— BEGIN —

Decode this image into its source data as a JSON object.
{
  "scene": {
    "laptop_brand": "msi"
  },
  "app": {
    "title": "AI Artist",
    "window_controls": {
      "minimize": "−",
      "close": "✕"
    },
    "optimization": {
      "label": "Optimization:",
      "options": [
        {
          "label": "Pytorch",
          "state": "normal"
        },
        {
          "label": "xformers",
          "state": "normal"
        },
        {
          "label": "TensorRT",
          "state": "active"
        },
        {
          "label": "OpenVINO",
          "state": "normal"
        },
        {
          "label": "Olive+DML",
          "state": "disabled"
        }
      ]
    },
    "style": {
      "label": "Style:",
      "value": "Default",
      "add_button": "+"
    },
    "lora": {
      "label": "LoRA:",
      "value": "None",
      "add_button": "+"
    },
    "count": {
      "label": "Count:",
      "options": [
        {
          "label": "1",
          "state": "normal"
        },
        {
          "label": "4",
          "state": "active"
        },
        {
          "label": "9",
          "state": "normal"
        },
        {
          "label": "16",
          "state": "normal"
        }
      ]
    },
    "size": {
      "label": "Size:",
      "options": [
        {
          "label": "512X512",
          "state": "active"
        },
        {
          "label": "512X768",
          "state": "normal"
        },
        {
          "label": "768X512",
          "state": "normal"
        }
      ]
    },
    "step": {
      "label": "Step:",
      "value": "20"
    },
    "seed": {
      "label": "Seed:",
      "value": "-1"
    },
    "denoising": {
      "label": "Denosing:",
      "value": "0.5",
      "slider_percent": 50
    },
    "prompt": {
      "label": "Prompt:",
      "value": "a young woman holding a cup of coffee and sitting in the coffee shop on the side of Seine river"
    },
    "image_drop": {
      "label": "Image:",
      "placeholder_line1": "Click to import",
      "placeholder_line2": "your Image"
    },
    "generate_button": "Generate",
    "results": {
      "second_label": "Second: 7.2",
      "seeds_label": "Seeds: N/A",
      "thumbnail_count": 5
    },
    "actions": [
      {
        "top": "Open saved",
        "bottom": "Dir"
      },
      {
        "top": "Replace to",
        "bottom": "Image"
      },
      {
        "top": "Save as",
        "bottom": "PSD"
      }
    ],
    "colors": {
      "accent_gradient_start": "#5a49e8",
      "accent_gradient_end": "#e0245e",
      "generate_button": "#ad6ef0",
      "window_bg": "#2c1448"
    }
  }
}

— END —

Make a verbatim copy of every entry shown above.

### Answer to the task
Decode this image into its source data as a JSON object.
{
  "scene": {
    "laptop_brand": "msi"
  },
  "app": {
    "title": "AI Artist",
    "window_controls": {
      "minimize": "−",
      "close": "✕"
    },
    "optimization": {
      "label": "Optimization:",
      "options": [
        {
          "label": "Pytorch",
          "state": "normal"
        },
        {
          "label": "xformers",
          "state": "normal"
        },
        {
          "label": "TensorRT",
          "state": "active"
        },
        {
          "label": "OpenVINO",
          "state": "normal"
        },
        {
          "label": "Olive+DML",
          "state": "disabled"
        }
      ]
    },
    "style": {
      "label": "Style:",
      "value": "Default",
      "add_button": "+"
    },
    "lora": {
      "label": "LoRA:",
      "value": "None",
      "add_button": "+"
    },
    "count": {
      "label": "Count:",
      "options": [
        {
          "label": "1",
          "state": "normal"
        },
        {
          "label": "4",
          "state": "active"
        },
        {
          "label": "9",
          "state": "normal"
        },
        {
          "label": "16",
          "state": "normal"
        }
      ]
    },
    "size": {
      "label": "Size:",
      "options": [
        {
          "label": "512X512",
          "state": "active"
        },
        {
          "label": "512X768",
          "state": "normal"
        },
        {
          "label": "768X512",
          "state": "normal"
        }
      ]
    },
    "step": {
      "label": "Step:",
      "value": "20"
    },
    "seed": {
      "label": "Seed:",
      "value": "-1"
    },
    "denoising": {
      "label": "Denosing:",
      "value": "0.5",
      "slider_percent": 50
    },
    "prompt": {
      "label": "Prompt:",
      "value": "a young woman holding a cup of coffee and sitting in the coffee shop on the side of Seine river"
    },
    "image_drop": {
      "label": "Image:",
      "placeholder_line1": "Click to import",
      "placeholder_line2": "your Image"
    },
    "generate_button": "Generate",
    "results": {
      "second_label": "Second: 7.2",
      "seeds_label": "Seeds: N/A",
      "thumbnail_count": 5
    },
    "actions": [
      {
        "top": "Open saved",
        "bottom": "Dir"
      },
      {
        "top": "Replace to",
        "bottom": "Image"
      },
      {
        "top": "Save as",
        "bottom": "PSD"
      }
    ],
    "colors": {
      "accent_gradient_start": "#5a49e8",
      "accent_gradient_end": "#e0245e",
      "generate_button": "#ad6ef0",
      "window_bg": "#2c1448"
    }
  }
}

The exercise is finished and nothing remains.